◆ What to work on:
Find the lines containing the word "Werte" and copy every one of them.

◆ Entries supplied:
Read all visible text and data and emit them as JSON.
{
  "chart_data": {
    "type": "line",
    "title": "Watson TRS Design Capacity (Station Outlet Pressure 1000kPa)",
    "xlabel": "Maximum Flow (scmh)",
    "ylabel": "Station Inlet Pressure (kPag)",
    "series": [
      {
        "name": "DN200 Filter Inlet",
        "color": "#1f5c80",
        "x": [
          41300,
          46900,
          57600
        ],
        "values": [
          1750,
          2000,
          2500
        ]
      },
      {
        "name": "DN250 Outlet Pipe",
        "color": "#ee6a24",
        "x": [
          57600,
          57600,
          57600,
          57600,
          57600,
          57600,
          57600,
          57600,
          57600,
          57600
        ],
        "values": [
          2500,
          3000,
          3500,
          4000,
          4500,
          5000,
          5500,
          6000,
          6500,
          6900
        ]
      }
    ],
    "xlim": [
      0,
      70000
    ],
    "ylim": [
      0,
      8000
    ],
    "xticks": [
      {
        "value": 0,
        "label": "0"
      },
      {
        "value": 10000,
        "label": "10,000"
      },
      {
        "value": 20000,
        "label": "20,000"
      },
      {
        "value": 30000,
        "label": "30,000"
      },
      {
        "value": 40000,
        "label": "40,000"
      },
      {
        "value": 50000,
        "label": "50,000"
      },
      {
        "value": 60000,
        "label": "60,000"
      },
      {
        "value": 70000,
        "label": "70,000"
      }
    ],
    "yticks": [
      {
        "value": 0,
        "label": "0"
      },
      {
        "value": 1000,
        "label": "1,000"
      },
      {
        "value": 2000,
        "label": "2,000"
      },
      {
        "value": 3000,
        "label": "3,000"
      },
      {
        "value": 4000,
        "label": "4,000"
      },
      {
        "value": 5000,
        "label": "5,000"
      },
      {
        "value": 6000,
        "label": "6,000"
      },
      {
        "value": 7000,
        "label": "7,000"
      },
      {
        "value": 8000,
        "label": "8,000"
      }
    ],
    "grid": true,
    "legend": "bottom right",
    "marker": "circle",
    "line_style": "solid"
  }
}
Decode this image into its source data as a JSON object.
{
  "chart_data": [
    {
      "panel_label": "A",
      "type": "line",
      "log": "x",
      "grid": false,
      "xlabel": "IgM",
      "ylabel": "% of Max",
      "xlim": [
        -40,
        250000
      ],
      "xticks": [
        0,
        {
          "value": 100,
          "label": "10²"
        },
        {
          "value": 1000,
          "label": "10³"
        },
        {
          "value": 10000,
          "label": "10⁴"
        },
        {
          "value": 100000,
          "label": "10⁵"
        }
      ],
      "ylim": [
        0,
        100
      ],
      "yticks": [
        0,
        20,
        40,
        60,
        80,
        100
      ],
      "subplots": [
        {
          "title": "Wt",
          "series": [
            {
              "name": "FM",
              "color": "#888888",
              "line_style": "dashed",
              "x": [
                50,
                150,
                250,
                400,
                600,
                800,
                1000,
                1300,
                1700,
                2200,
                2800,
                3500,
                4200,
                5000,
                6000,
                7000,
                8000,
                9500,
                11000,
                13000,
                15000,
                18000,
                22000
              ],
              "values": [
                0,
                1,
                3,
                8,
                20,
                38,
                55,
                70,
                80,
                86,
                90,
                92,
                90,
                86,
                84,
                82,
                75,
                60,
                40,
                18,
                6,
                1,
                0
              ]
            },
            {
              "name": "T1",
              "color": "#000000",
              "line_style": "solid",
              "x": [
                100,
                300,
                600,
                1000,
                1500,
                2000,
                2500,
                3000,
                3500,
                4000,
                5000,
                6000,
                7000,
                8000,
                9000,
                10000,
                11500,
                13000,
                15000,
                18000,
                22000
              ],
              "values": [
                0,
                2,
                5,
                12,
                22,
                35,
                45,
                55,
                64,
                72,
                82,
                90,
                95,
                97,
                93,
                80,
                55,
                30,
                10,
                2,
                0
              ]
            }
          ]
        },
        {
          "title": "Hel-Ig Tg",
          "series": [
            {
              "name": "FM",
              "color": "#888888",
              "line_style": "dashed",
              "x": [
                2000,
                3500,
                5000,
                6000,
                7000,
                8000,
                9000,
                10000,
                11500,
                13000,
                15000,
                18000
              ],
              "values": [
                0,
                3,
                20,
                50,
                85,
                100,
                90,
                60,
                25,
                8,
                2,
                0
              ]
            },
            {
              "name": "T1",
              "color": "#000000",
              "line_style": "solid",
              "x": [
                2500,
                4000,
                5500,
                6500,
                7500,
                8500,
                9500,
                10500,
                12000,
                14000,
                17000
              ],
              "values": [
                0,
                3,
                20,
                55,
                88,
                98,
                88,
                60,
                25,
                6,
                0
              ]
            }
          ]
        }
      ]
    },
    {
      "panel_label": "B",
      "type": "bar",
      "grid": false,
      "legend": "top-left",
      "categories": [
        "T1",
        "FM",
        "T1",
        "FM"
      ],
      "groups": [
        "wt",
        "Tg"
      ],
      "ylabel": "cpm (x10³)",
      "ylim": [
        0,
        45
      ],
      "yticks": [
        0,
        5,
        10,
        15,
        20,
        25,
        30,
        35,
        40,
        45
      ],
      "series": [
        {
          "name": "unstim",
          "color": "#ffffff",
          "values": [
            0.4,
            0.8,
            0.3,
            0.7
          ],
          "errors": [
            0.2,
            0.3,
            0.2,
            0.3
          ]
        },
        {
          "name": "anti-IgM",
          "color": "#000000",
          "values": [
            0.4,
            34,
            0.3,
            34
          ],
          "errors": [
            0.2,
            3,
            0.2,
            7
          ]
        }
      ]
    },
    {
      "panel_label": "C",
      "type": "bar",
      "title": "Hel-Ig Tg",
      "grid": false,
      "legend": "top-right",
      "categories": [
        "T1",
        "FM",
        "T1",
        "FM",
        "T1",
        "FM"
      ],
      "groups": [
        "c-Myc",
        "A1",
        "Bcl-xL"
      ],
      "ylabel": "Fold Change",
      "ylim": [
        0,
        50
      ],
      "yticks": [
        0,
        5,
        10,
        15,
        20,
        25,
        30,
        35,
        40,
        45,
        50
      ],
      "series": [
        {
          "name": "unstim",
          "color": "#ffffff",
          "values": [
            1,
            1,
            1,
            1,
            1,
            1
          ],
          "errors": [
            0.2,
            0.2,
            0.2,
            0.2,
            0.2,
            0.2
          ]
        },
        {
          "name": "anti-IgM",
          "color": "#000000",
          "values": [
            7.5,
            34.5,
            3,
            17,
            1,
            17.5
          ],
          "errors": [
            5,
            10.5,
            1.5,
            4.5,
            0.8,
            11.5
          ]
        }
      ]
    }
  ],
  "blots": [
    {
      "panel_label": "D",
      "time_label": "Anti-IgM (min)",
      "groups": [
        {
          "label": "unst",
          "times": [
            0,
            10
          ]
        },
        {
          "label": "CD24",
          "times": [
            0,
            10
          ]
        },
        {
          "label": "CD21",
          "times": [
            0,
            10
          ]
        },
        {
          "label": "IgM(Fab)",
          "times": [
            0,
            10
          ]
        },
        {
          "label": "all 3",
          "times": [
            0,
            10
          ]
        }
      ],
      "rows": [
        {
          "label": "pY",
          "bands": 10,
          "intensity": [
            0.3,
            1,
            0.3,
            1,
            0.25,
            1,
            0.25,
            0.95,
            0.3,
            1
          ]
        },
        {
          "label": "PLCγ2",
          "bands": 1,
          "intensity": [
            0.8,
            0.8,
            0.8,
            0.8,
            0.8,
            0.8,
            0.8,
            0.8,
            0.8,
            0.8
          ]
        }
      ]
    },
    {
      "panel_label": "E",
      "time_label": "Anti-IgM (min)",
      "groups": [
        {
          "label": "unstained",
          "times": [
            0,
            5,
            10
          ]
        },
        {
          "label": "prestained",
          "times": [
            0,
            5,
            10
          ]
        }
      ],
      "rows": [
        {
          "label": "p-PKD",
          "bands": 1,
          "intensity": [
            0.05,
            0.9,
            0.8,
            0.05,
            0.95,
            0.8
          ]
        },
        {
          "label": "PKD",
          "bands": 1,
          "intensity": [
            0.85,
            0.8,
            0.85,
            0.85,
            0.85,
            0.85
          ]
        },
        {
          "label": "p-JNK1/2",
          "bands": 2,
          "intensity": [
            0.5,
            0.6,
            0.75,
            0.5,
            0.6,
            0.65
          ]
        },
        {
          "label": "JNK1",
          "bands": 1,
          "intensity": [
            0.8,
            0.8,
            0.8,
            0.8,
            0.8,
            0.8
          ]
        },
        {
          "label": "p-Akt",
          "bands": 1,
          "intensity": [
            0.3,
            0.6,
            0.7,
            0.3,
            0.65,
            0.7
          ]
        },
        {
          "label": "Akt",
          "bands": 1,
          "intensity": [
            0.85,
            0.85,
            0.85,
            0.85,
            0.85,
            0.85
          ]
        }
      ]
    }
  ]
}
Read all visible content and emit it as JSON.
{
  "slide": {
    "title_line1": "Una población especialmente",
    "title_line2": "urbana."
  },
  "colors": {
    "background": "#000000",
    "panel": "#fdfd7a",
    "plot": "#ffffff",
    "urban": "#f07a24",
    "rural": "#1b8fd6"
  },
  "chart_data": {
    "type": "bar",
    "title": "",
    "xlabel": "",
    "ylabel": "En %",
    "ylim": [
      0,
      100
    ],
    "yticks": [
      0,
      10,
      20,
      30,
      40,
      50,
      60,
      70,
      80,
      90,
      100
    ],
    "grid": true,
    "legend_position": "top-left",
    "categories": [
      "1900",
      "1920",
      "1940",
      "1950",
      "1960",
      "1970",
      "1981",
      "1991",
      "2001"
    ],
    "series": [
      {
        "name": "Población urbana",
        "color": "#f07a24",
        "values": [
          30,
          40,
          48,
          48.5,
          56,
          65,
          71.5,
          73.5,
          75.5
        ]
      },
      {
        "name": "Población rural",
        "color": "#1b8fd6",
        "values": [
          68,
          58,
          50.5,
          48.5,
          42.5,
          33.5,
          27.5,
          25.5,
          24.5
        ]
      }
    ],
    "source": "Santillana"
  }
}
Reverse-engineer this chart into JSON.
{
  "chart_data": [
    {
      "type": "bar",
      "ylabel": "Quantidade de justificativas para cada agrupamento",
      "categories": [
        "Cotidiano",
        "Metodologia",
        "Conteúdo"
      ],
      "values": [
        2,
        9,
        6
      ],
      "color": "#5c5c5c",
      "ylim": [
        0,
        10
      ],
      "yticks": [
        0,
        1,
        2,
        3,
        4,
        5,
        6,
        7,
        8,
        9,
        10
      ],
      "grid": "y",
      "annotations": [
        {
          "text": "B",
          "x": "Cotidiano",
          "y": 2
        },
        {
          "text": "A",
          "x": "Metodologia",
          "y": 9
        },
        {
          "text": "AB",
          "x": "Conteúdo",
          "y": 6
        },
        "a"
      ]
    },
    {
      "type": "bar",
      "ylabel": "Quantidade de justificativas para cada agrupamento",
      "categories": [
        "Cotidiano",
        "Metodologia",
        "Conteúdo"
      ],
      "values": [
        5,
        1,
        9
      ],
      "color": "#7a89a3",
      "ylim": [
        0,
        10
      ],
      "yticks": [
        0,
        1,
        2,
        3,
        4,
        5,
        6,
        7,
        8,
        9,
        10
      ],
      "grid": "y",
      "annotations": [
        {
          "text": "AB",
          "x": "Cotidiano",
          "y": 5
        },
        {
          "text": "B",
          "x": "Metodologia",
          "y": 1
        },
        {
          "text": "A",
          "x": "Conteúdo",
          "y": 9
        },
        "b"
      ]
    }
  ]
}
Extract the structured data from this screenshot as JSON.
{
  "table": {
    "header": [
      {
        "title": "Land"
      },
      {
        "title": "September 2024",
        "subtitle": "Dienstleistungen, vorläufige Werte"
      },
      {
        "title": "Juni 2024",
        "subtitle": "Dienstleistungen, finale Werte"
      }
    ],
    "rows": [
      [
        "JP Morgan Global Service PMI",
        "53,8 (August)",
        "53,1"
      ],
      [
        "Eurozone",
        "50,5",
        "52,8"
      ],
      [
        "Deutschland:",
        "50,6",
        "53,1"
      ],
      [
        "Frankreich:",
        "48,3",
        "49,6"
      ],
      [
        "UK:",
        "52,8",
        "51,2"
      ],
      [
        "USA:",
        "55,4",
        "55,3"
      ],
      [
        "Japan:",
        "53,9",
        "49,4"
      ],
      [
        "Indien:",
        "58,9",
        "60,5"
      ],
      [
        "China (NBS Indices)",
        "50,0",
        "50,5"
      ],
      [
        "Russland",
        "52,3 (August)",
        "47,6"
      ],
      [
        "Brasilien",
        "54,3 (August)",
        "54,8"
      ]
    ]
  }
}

◆ Response to this exercise:
        "subtitle": "Dienstleistungen, vorläufige Werte"
        "subtitle": "Dienstleistungen, finale Werte"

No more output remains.